» **The task**: Copy out all the entries exactly.

--- BEGIN Supplied material ---

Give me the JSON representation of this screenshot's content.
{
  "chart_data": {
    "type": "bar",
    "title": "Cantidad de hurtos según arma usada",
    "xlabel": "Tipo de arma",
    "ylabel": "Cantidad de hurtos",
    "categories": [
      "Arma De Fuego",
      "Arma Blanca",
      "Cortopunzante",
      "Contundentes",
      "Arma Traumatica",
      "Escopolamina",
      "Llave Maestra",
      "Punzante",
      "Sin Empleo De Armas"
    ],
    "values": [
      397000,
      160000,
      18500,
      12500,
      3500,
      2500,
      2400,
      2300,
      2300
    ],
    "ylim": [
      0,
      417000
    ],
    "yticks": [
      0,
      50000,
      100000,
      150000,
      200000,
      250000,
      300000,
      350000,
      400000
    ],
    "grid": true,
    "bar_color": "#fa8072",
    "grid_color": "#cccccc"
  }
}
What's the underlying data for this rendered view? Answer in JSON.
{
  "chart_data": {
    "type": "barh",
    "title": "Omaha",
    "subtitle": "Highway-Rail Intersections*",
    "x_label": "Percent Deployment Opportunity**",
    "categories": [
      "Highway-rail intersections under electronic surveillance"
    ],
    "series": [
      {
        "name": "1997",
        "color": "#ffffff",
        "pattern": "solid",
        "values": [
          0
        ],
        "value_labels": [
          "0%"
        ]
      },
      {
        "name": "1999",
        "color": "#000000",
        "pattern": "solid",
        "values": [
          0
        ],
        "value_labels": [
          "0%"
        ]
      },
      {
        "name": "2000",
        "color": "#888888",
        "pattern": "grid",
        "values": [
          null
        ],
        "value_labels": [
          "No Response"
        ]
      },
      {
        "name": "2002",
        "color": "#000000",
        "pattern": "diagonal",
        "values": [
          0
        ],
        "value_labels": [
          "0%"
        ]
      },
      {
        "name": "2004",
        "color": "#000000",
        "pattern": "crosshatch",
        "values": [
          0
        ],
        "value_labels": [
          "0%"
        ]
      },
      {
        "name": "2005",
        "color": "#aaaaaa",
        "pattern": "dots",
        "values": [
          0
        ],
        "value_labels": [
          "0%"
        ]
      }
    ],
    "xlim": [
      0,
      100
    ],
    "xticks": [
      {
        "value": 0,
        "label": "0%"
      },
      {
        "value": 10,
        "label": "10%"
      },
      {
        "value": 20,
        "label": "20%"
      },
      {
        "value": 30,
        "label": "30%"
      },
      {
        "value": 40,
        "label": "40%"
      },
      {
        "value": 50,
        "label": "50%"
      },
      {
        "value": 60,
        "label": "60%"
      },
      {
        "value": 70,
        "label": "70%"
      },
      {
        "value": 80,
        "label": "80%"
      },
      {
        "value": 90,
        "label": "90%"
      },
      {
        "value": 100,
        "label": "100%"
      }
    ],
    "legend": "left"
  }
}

--- END Supplied material ---

» **Solution for this exercise**:
Give me the JSON representation of this screenshot's content.
{
  "chart_data": {
    "type": "bar",
    "title": "Cantidad de hurtos según arma usada",
    "xlabel": "Tipo de arma",
    "ylabel": "Cantidad de hurtos",
    "categories": [
      "Arma De Fuego",
      "Arma Blanca",
      "Cortopunzante",
      "Contundentes",
      "Arma Traumatica",
      "Escopolamina",
      "Llave Maestra",
      "Punzante",
      "Sin Empleo De Armas"
    ],
    "values": [
      397000,
      160000,
      18500,
      12500,
      3500,
      2500,
      2400,
      2300,
      2300
    ],
    "ylim": [
      0,
      417000
    ],
    "yticks": [
      0,
      50000,
      100000,
      150000,
      200000,
      250000,
      300000,
      350000,
      400000
    ],
    "grid": true,
    "bar_color": "#fa8072",
    "grid_color": "#cccccc"
  }
}
What's the underlying data for this rendered view? Answer in JSON.
{
  "chart_data": {
    "type": "barh",
    "title": "Omaha",
    "subtitle": "Highway-Rail Intersections*",
    "x_label": "Percent Deployment Opportunity**",
    "categories": [
      "Highway-rail intersections under electronic surveillance"
    ],
    "series": [
      {
        "name": "1997",
        "color": "#ffffff",
        "pattern": "solid",
        "values": [
          0
        ],
        "value_labels": [
          "0%"
        ]
      },
      {
        "name": "1999",
        "color": "#000000",
        "pattern": "solid",
        "values": [
          0
        ],
        "value_labels": [
          "0%"
        ]
      },
      {
        "name": "2000",
        "color": "#888888",
        "pattern": "grid",
        "values": [
          null
        ],
        "value_labels": [
          "No Response"
        ]
      },
      {
        "name": "2002",
        "color": "#000000",
        "pattern": "diagonal",
        "values": [
          0
        ],
        "value_labels": [
          "0%"
        ]
      },
      {
        "name": "2004",
        "color": "#000000",
        "pattern": "crosshatch",
        "values": [
          0
        ],
        "value_labels": [
          "0%"
        ]
      },
      {
        "name": "2005",
        "color": "#aaaaaa",
        "pattern": "dots",
        "values": [
          0
        ],
        "value_labels": [
          "0%"
        ]
      }
    ],
    "xlim": [
      0,
      100
    ],
    "xticks": [
      {
        "value": 0,
        "label": "0%"
      },
      {
        "value": 10,
        "label": "10%"
      },
      {
        "value": 20,
        "label": "20%"
      },
      {
        "value": 30,
        "label": "30%"
      },
      {
        "value": 40,
        "label": "40%"
      },
      {
        "value": 50,
        "label": "50%"
      },
      {
        "value": 60,
        "label": "60%"
      },
      {
        "value": 70,
        "label": "70%"
      },
      {
        "value": 80,
        "label": "80%"
      },
      {
        "value": 90,
        "label": "90%"
      },
      {
        "value": 100,
        "label": "100%"
      }
    ],
    "legend": "left"
  }
}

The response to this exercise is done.